---------- DATA SHOWN ----------

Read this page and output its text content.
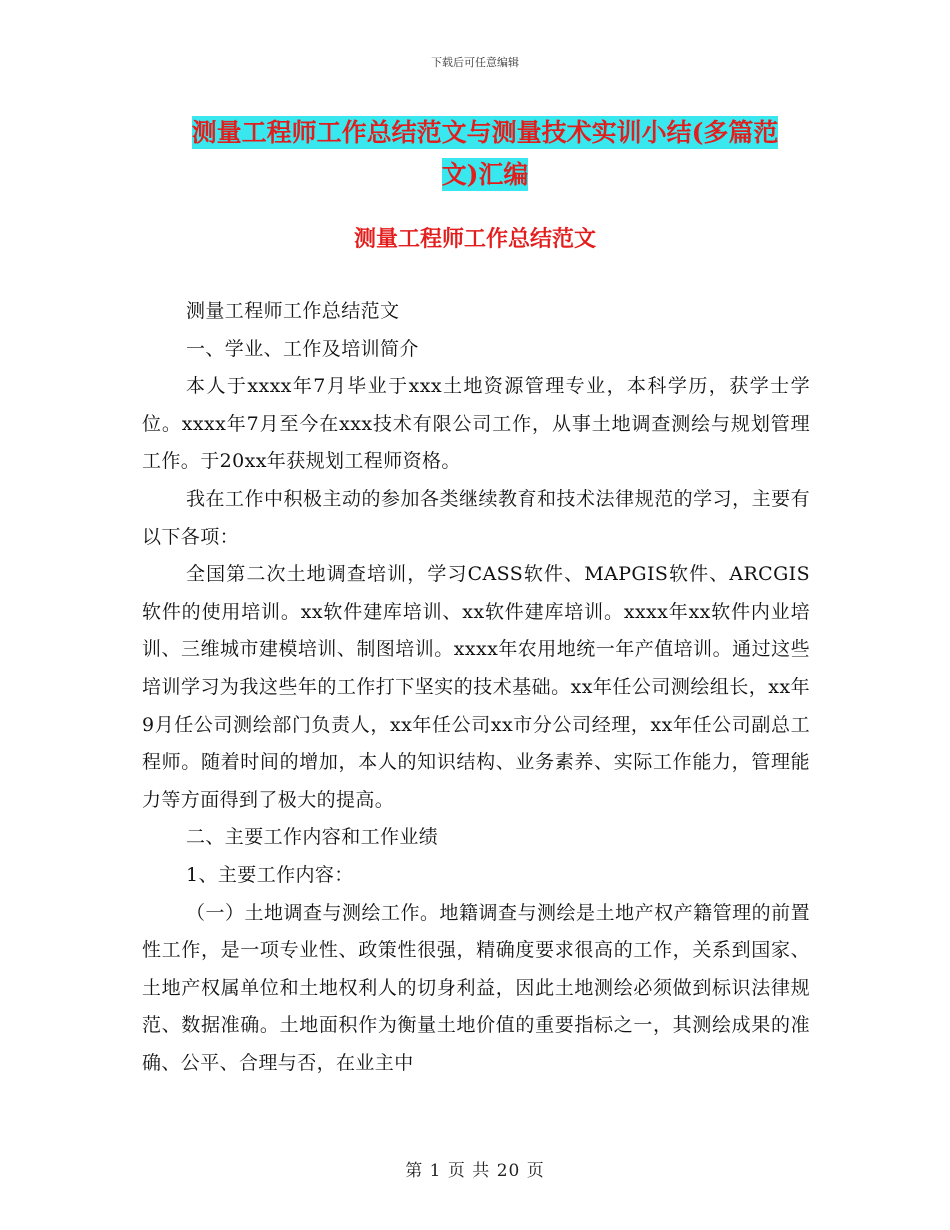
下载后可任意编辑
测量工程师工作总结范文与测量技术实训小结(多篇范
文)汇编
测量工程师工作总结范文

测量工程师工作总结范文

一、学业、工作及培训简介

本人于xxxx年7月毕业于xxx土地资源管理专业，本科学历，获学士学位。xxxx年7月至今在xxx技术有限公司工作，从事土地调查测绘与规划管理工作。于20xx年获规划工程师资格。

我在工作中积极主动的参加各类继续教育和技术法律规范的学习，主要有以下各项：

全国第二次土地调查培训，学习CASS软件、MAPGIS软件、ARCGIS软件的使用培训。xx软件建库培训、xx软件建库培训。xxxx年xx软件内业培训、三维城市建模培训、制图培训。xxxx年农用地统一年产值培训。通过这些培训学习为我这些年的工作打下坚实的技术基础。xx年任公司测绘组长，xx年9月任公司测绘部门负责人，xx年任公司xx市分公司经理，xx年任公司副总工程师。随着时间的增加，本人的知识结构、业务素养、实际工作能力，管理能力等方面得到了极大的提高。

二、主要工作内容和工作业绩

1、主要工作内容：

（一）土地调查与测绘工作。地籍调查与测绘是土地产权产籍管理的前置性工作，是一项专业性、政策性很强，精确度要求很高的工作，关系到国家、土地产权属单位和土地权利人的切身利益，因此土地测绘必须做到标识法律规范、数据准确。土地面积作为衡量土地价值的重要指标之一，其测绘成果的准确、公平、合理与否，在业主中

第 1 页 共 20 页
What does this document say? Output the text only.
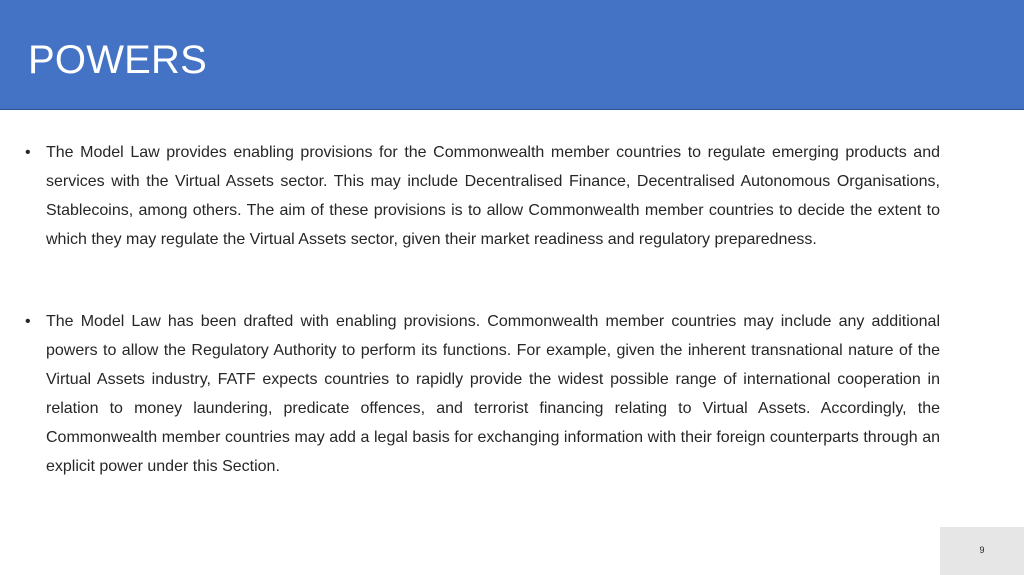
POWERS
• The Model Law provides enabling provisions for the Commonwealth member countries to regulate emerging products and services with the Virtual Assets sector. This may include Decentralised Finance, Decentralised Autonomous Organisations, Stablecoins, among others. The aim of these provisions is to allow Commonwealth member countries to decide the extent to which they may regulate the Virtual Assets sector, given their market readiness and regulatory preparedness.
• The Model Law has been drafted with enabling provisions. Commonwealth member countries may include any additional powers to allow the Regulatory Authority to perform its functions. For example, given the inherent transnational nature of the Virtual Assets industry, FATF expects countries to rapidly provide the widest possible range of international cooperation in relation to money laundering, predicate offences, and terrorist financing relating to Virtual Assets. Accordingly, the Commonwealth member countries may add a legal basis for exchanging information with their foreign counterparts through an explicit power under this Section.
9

----------

TASK GOAL = Transcribe each entry above exactly, apart from the pictures.

ANSWER FOR THE TASK =
Read this page and output its text content.
下载后可任意编辑
测量工程师工作总结范文与测量技术实训小结(多篇范
文)汇编
测量工程师工作总结范文

测量工程师工作总结范文

一、学业、工作及培训简介

本人于xxxx年7月毕业于xxx土地资源管理专业，本科学历，获学士学位。xxxx年7月至今在xxx技术有限公司工作，从事土地调查测绘与规划管理工作。于20xx年获规划工程师资格。

我在工作中积极主动的参加各类继续教育和技术法律规范的学习，主要有以下各项：

全国第二次土地调查培训，学习CASS软件、MAPGIS软件、ARCGIS软件的使用培训。xx软件建库培训、xx软件建库培训。xxxx年xx软件内业培训、三维城市建模培训、制图培训。xxxx年农用地统一年产值培训。通过这些培训学习为我这些年的工作打下坚实的技术基础。xx年任公司测绘组长，xx年9月任公司测绘部门负责人，xx年任公司xx市分公司经理，xx年任公司副总工程师。随着时间的增加，本人的知识结构、业务素养、实际工作能力，管理能力等方面得到了极大的提高。

二、主要工作内容和工作业绩

1、主要工作内容：

（一）土地调查与测绘工作。地籍调查与测绘是土地产权产籍管理的前置性工作，是一项专业性、政策性很强，精确度要求很高的工作，关系到国家、土地产权属单位和土地权利人的切身利益，因此土地测绘必须做到标识法律规范、数据准确。土地面积作为衡量土地价值的重要指标之一，其测绘成果的准确、公平、合理与否，在业主中

第 1 页 共 20 页
What does this document say? Output the text only.
POWERS
• The Model Law provides enabling provisions for the Commonwealth member countries to regulate emerging products and services with the Virtual Assets sector. This may include Decentralised Finance, Decentralised Autonomous Organisations, Stablecoins, among others. The aim of these provisions is to allow Commonwealth member countries to decide the extent to which they may regulate the Virtual Assets sector, given their market readiness and regulatory preparedness.
• The Model Law has been drafted with enabling provisions. Commonwealth member countries may include any additional powers to allow the Regulatory Authority to perform its functions. For example, given the inherent transnational nature of the Virtual Assets industry, FATF expects countries to rapidly provide the widest possible range of international cooperation in relation to money laundering, predicate offences, and terrorist financing relating to Virtual Assets. Accordingly, the Commonwealth member countries may add a legal basis for exchanging information with their foreign counterparts through an explicit power under this Section.
9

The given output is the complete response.